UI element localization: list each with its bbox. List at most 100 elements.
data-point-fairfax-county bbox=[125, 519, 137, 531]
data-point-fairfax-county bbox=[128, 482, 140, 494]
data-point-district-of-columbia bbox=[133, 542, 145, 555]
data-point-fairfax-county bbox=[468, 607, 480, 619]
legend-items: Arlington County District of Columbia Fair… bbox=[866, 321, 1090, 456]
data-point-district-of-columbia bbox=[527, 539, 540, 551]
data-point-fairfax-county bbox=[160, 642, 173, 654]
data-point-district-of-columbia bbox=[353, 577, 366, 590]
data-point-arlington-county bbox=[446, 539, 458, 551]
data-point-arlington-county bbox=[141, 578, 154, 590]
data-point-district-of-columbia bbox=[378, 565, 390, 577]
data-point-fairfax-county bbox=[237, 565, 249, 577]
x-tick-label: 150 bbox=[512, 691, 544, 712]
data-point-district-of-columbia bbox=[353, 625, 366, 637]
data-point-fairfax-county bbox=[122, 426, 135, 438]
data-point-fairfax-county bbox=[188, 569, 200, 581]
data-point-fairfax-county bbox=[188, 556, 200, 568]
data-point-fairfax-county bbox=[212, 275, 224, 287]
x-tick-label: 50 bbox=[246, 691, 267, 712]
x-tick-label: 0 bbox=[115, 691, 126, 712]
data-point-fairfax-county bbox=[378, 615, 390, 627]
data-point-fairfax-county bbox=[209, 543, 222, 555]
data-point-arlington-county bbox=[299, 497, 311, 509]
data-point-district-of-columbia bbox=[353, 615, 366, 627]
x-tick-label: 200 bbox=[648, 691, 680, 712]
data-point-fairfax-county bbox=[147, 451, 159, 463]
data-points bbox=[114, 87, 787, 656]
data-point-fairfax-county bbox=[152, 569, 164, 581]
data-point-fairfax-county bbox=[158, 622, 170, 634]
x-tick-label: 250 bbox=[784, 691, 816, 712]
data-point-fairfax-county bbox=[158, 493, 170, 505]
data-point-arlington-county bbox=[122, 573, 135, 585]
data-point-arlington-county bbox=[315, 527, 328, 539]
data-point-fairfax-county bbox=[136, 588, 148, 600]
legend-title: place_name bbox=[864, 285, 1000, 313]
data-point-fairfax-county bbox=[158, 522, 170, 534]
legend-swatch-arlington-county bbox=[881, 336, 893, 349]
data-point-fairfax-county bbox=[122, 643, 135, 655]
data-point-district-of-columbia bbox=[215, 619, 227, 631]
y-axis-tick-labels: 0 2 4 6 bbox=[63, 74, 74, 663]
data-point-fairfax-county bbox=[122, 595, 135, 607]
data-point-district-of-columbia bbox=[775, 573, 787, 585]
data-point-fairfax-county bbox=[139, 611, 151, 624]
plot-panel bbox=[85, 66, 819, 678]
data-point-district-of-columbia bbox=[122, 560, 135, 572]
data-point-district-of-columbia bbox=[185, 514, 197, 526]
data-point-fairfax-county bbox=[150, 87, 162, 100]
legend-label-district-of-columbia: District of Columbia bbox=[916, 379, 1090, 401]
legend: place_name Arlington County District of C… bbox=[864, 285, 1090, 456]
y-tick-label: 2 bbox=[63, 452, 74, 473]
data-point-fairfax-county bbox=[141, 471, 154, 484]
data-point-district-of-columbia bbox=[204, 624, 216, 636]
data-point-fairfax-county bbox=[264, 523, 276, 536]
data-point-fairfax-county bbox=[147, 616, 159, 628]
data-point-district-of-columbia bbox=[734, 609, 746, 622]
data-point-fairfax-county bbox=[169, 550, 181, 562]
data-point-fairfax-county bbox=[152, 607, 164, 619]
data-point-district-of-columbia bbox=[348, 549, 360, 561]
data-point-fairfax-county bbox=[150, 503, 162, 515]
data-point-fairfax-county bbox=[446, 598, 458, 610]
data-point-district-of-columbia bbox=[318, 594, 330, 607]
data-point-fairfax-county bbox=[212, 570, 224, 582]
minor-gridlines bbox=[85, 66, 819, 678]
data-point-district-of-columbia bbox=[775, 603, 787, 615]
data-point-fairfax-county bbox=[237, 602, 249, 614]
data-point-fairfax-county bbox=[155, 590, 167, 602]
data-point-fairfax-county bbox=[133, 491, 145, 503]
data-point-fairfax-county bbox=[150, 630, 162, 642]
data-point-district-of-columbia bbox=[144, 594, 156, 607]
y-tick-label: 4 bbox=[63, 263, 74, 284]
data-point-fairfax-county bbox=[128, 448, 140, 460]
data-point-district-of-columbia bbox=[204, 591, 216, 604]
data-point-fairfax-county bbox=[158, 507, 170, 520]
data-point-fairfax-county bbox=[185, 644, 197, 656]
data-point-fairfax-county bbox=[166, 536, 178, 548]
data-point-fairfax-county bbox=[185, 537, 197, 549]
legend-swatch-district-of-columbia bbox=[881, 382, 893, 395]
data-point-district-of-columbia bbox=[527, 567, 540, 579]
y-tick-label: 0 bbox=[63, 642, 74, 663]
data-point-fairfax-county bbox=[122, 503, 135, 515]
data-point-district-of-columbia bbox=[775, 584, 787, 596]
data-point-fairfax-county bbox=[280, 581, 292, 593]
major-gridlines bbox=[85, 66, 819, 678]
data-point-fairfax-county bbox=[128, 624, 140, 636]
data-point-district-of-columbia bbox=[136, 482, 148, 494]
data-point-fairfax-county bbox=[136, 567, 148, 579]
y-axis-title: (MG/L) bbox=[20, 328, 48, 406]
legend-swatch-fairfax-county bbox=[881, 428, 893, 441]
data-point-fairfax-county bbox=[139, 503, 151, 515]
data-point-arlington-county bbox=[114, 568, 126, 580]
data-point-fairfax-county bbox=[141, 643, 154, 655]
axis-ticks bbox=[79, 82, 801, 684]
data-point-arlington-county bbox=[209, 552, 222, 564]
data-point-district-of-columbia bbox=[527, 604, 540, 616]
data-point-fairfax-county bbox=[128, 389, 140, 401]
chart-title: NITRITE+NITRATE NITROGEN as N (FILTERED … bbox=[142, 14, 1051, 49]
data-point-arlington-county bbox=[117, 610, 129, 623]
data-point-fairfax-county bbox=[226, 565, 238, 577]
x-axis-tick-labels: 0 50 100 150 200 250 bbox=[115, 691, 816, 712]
★ ★ ★ ★
Task statement: Transcribe every one of the lines above, from first to last, with no change to any character.

Exercise output:
UI element localization: list each with its bbox. List at most 100 elements.
data-point-fairfax-county bbox=[125, 519, 137, 531]
data-point-fairfax-county bbox=[128, 482, 140, 494]
data-point-district-of-columbia bbox=[133, 542, 145, 555]
data-point-fairfax-county bbox=[468, 607, 480, 619]
legend-items: Arlington County District of Columbia Fair… bbox=[866, 321, 1090, 456]
data-point-district-of-columbia bbox=[527, 539, 540, 551]
data-point-fairfax-county bbox=[160, 642, 173, 654]
data-point-district-of-columbia bbox=[353, 577, 366, 590]
data-point-arlington-county bbox=[446, 539, 458, 551]
data-point-arlington-county bbox=[141, 578, 154, 590]
data-point-district-of-columbia bbox=[378, 565, 390, 577]
data-point-fairfax-county bbox=[237, 565, 249, 577]
x-tick-label: 150 bbox=[512, 691, 544, 712]
data-point-district-of-columbia bbox=[353, 625, 366, 637]
data-point-fairfax-county bbox=[122, 426, 135, 438]
data-point-fairfax-county bbox=[188, 569, 200, 581]
data-point-fairfax-county bbox=[188, 556, 200, 568]
data-point-fairfax-county bbox=[212, 275, 224, 287]
x-tick-label: 50 bbox=[246, 691, 267, 712]
x-tick-label: 0 bbox=[115, 691, 126, 712]
data-point-fairfax-county bbox=[378, 615, 390, 627]
data-point-fairfax-county bbox=[209, 543, 222, 555]
data-point-arlington-county bbox=[299, 497, 311, 509]
data-point-district-of-columbia bbox=[353, 615, 366, 627]
x-tick-label: 200 bbox=[648, 691, 680, 712]
data-point-fairfax-county bbox=[147, 451, 159, 463]
data-points bbox=[114, 87, 787, 656]
data-point-fairfax-county bbox=[152, 569, 164, 581]
data-point-fairfax-county bbox=[158, 622, 170, 634]
x-tick-label: 250 bbox=[784, 691, 816, 712]
data-point-fairfax-county bbox=[158, 493, 170, 505]
data-point-arlington-county bbox=[122, 573, 135, 585]
data-point-arlington-county bbox=[315, 527, 328, 539]
data-point-fairfax-county bbox=[136, 588, 148, 600]
legend-title: place_name bbox=[864, 285, 1000, 313]
data-point-fairfax-county bbox=[158, 522, 170, 534]
legend-swatch-arlington-county bbox=[881, 336, 893, 349]
data-point-fairfax-county bbox=[122, 643, 135, 655]
data-point-district-of-columbia bbox=[215, 619, 227, 631]
y-axis-tick-labels: 0 2 4 6 bbox=[63, 74, 74, 663]
data-point-fairfax-county bbox=[122, 595, 135, 607]
data-point-district-of-columbia bbox=[775, 573, 787, 585]
data-point-fairfax-county bbox=[139, 611, 151, 624]
plot-panel bbox=[85, 66, 819, 678]
data-point-district-of-columbia bbox=[122, 560, 135, 572]
data-point-district-of-columbia bbox=[185, 514, 197, 526]
data-point-fairfax-county bbox=[150, 87, 162, 100]
legend-label-district-of-columbia: District of Columbia bbox=[916, 379, 1090, 401]
legend: place_name Arlington County District of C… bbox=[864, 285, 1090, 456]
y-tick-label: 2 bbox=[63, 452, 74, 473]
data-point-fairfax-county bbox=[141, 471, 154, 484]
data-point-district-of-columbia bbox=[204, 624, 216, 636]
data-point-fairfax-county bbox=[264, 523, 276, 536]
data-point-fairfax-county bbox=[147, 616, 159, 628]
data-point-district-of-columbia bbox=[734, 609, 746, 622]
data-point-fairfax-county bbox=[169, 550, 181, 562]
data-point-fairfax-county bbox=[152, 607, 164, 619]
data-point-district-of-columbia bbox=[348, 549, 360, 561]
data-point-fairfax-county bbox=[150, 503, 162, 515]
data-point-fairfax-county bbox=[446, 598, 458, 610]
data-point-district-of-columbia bbox=[318, 594, 330, 607]
data-point-fairfax-county bbox=[212, 570, 224, 582]
minor-gridlines bbox=[85, 66, 819, 678]
data-point-district-of-columbia bbox=[775, 603, 787, 615]
data-point-fairfax-county bbox=[237, 602, 249, 614]
data-point-fairfax-county bbox=[155, 590, 167, 602]
data-point-fairfax-county bbox=[133, 491, 145, 503]
data-point-fairfax-county bbox=[150, 630, 162, 642]
data-point-district-of-columbia bbox=[144, 594, 156, 607]
y-tick-label: 4 bbox=[63, 263, 74, 284]
data-point-fairfax-county bbox=[128, 448, 140, 460]
data-point-district-of-columbia bbox=[204, 591, 216, 604]
data-point-fairfax-county bbox=[158, 507, 170, 520]
data-point-fairfax-county bbox=[185, 644, 197, 656]
data-point-fairfax-county bbox=[166, 536, 178, 548]
data-point-fairfax-county bbox=[185, 537, 197, 549]
legend-swatch-district-of-columbia bbox=[881, 382, 893, 395]
data-point-district-of-columbia bbox=[527, 567, 540, 579]
y-tick-label: 0 bbox=[63, 642, 74, 663]
data-point-fairfax-county bbox=[122, 503, 135, 515]
data-point-district-of-columbia bbox=[775, 584, 787, 596]
data-point-fairfax-county bbox=[280, 581, 292, 593]
major-gridlines bbox=[85, 66, 819, 678]
data-point-fairfax-county bbox=[128, 624, 140, 636]
data-point-district-of-columbia bbox=[136, 482, 148, 494]
data-point-fairfax-county bbox=[136, 567, 148, 579]
y-axis-title: (MG/L) bbox=[20, 328, 48, 406]
legend-swatch-fairfax-county bbox=[881, 428, 893, 441]
data-point-fairfax-county bbox=[139, 503, 151, 515]
data-point-arlington-county bbox=[114, 568, 126, 580]
data-point-fairfax-county bbox=[141, 643, 154, 655]
axis-ticks bbox=[79, 82, 801, 684]
data-point-arlington-county bbox=[209, 552, 222, 564]
data-point-district-of-columbia bbox=[527, 604, 540, 616]
data-point-fairfax-county bbox=[128, 389, 140, 401]
chart-title: NITRITE+NITRATE NITROGEN as N (FILTERED … bbox=[142, 14, 1051, 49]
data-point-arlington-county bbox=[117, 610, 129, 623]
data-point-fairfax-county bbox=[226, 565, 238, 577]
x-axis-tick-labels: 0 50 100 150 200 250 bbox=[115, 691, 816, 712]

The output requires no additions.